* **文档节选**:
1.7 细胞总RNA的提取及RT-PCR分析

将转染后的细胞分别按标准方法提取中RNA并反转成cDNA，Stat3 PCR引物设计为5’-GGG TCT GGC TAG ACA ATA TCA TCG-3’和5’-CAC TAC CTG GGT CGG CTT CG-3’以及作为内参的β-actin引物设计为5’-CCA AGG CCA ACC GCG AGA AGA TGA C-3’和5’-AGG GTA CAT GGT GGT GCC GCC AGA C-3’。Stat3 PCR产物大小为420bp, β-actin PCR产物大小为590 bp。PCR扩增条件为：①95℃1min；②30个循环 (95℃ 45s；55℃ 2min；72℃ 90s)；③72℃ 10min。PCR产物用1%琼脂糖凝胶电泳检测。

* **任务要求**:
请改写文档节选中从“将转染后的细胞分别按标准方法提取中RNA并反转成cDNA，Stat3 PCR引物设计为5’-GGG TCT”起到“2min；72℃ 90s)；③72℃ 10min。PCR产物用1%琼脂糖凝胶电泳检测。”为止（含首尾）的内容，将其中的“内参”换成“内对照”。

* **已知信息**:

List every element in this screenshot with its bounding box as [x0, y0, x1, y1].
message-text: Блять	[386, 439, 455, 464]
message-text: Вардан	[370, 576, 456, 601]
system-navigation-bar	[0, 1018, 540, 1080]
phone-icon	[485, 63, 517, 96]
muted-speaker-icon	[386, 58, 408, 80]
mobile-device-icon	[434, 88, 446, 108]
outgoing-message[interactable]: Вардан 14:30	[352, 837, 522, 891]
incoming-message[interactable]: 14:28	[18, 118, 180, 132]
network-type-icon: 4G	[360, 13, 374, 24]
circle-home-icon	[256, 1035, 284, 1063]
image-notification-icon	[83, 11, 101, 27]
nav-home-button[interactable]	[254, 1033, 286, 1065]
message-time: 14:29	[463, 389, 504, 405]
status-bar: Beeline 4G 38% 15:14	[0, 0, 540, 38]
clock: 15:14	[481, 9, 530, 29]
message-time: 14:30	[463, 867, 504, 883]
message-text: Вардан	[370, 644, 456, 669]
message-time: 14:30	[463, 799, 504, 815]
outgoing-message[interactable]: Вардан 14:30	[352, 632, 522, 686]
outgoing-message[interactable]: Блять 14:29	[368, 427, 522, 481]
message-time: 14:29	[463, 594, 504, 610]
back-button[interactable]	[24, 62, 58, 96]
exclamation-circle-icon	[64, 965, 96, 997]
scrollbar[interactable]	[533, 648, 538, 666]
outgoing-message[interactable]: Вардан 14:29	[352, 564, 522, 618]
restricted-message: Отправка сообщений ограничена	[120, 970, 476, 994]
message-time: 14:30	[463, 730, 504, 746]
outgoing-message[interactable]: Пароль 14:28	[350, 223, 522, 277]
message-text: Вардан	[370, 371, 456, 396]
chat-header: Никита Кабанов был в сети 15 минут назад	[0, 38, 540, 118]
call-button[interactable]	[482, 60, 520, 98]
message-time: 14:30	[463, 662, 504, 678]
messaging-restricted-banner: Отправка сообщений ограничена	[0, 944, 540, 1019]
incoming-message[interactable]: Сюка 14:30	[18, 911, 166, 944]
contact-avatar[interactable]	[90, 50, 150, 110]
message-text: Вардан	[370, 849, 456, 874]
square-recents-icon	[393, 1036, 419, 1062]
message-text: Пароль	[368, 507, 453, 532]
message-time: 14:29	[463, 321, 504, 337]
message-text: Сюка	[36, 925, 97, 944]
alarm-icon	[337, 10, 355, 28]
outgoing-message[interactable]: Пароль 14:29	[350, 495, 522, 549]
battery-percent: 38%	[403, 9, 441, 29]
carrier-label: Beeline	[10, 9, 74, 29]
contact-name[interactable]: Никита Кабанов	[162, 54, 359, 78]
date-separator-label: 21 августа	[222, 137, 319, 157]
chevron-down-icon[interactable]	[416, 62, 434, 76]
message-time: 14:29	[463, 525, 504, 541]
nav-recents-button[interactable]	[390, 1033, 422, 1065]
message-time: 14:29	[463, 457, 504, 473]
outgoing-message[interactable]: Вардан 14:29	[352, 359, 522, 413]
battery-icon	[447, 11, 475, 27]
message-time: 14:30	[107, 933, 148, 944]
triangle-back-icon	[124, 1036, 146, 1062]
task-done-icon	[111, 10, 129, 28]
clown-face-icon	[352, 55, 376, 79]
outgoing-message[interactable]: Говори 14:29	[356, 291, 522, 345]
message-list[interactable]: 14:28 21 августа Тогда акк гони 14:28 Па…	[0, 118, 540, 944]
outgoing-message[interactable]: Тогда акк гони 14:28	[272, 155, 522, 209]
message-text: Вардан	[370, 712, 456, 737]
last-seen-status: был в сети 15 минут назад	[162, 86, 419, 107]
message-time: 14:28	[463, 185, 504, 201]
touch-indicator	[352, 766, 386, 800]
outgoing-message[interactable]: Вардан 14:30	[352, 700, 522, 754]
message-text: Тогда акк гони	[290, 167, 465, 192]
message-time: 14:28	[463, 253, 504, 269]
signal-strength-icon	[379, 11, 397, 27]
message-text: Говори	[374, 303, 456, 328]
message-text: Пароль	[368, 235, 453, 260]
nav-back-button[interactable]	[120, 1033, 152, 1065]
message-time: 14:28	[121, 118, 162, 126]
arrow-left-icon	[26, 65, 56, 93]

* **参考解答**:
将转染后的细胞分别按标准方法提取中RNA并反转成cDNA，Stat3 PCR引物设计为5’-GGG TCT GGC TAG ACA ATA TCA TCG-3’和5’-CAC TAC CTG GGT CGG CTT CG-3’以及作为内对照的β-actin引物设计为5’-CCA AGG CCA ACC GCG AGA AGA TGA C-3’和5’-AGG GTA CAT GGT GGT GCC GCC AGA C-3’。Stat3 PCR产物大小为420bp, β-actin PCR产物大小为590 bp。PCR扩增条件为：①95℃1min；②30个循环 (95℃ 45s；55℃ 2min；72℃ 90s)；③72℃ 10min。PCR产物用1%琼脂糖凝胶电泳检测。